:: Objetivo de la tarea ::
Transcribe sin cambios el pasaje del texto sobre Charlie-Hébdo que figura más abajo, comenzando en "Después, cuando la" y terminando en "clase media francesa.".

──────── Texto de lectura ────────

Bueno, sería más exacto decir que fueron quienes constituyeron
la cara más crítica, ingeniosa e irreverente, de una revolución que día a día
iba perdiendo su fisonomía más espontánea y fresca, para ir hundiéndose en el
aburrido y previsible cubo de las ideologías que ya eran caducas cuando fueron
inventadas.
Wolinski, el profesor Choron, Cabu, Cavanna, Reiser y un
puñado más de mentes lúcidas e iconoclastas, nos estimulaban semanalmente con
los inteligentes disparates que nos aportaba el espíritu de Hara-Kiri.
Después, cuando la resaca de la fiesta empezó a pasar
factura de la ingestión abusiva e irresponsable de una teoría tan brillante y
efímera como un castillo de bengalas de colorines, Hara-Kiri se convirtió en
Charlie-Hébdo.
El grupo poseía la reserva de talento e ingenio suficiente,
como para tomar tierra con soltura en la sempiterna la banalidad cotidiana de
unos franceses de boina y baguette.
Eran los “bof”. Término inventado por el genio incomparable
de Reiser, para designar simbólicamente a un ser cuya colilla en los labios, la
barba de cuatro días y unos calzoncillos sucios y dados de sí, por los que
asomaban impúdicas sus parte íntimas, nos mostraba la cara menos presentable de
la clase media francesa.
Estuve suscrito durante más de diez años a este periódico
semanal, confeccionado en papel industrial y cuatricromía, que inspiró a la
revista de humor más inteligente que se publicó en España, Hermano Lobo,
después de que La Codorniz hubiese clausurado su ciclo de crítica solapada del
Régimen, y la Transición empezara a vislumbrarse tras el catafalco del
Dictador.
Charlie-Hébdo siguió en su universo provocador y, a pesar de
que los tiempos no fueran los mismos y yo tampoco, no se retiraron dejando un
hueco que nadie podría haber rellenado en ese segmento satírico de la
actualidad.
Me alejé de ese mundo, como de muchos otros, porque tenía
cosas nuevas que descubrir.
Y, precisamente en mi recorrido por esos nuevos senderos,
sufrí con mis compañeros de aventura las consecuencias del cadáver viviente del
franquismo, en su versión más agresiva y violenta, a principios de los ochenta.

──────── Segmento de datos ────────

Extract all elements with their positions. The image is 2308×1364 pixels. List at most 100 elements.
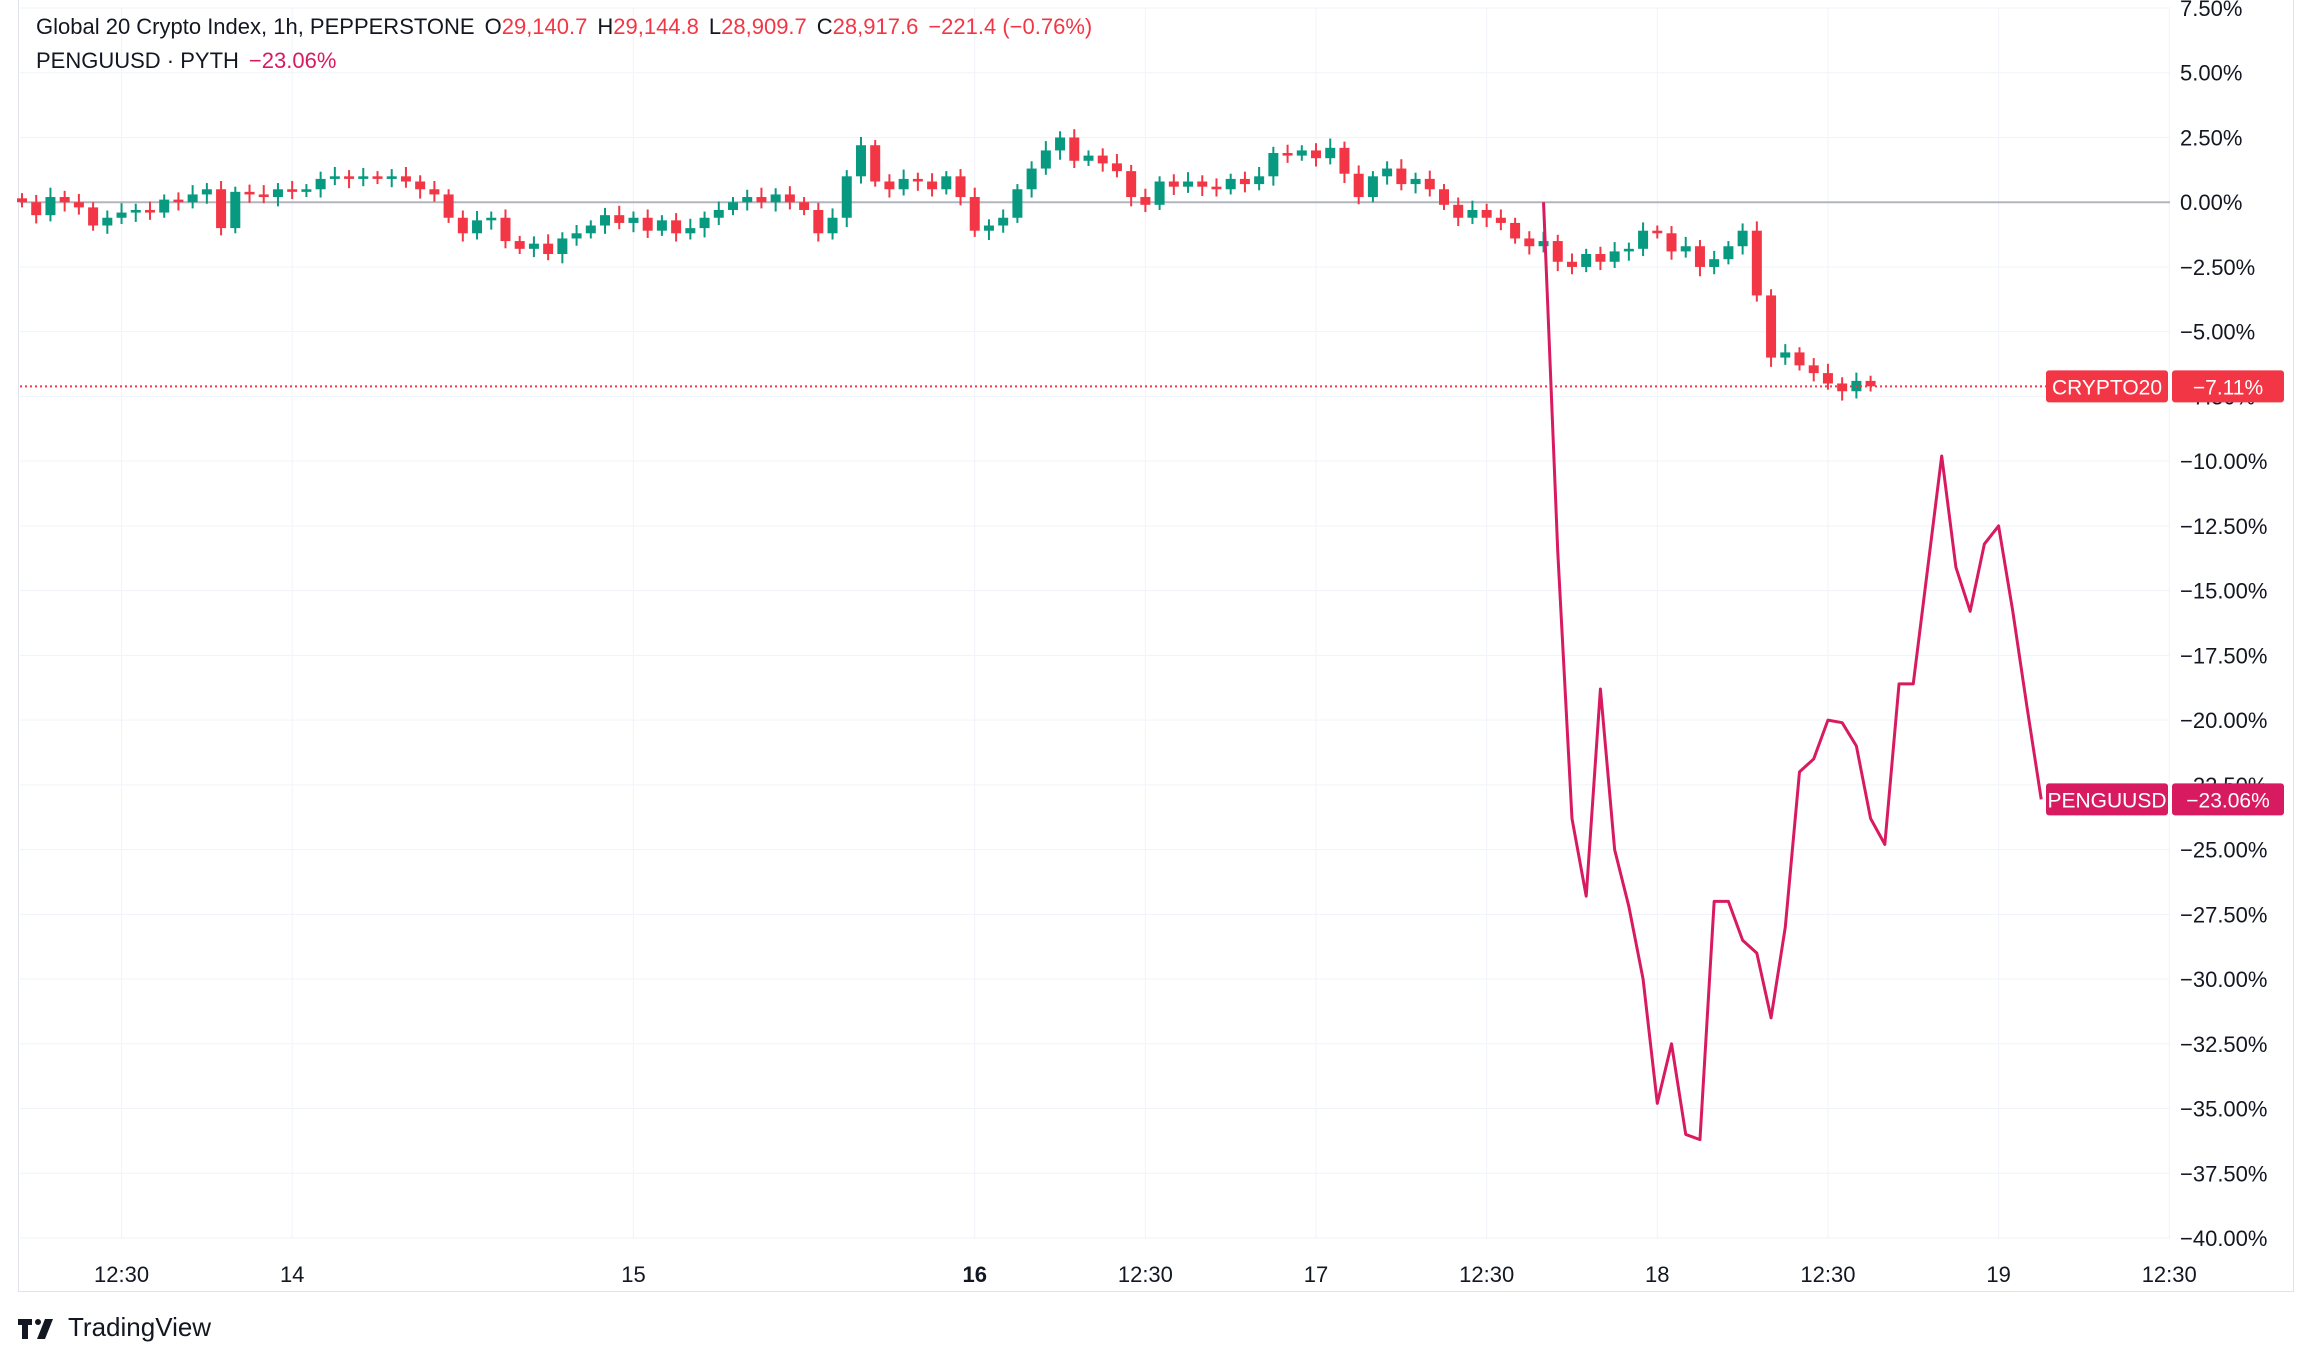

────────

:: Respuesta escrita ::
Después, cuando la resaca de la fiesta empezó a pasar
factura de la ingestión abusiva e irresponsable de una teoría tan brillante y
efímera como un castillo de bengalas de colorines, Hara-Kiri se convirtió en
Charlie-Hébdo.
El grupo poseía la reserva de talento e ingenio suficiente,
como para tomar tierra con soltura en la sempiterna la banalidad cotidiana de
unos franceses de boina y baguette.
Eran los “bof”. Término inventado por el genio incomparable
de Reiser, para designar simbólicamente a un ser cuya colilla en los labios, la
barba de cuatro días y unos calzoncillos sucios y dados de sí, por los que
asomaban impúdicas sus parte íntimas, nos mostraba la cara menos presentable de
la clase media francesa.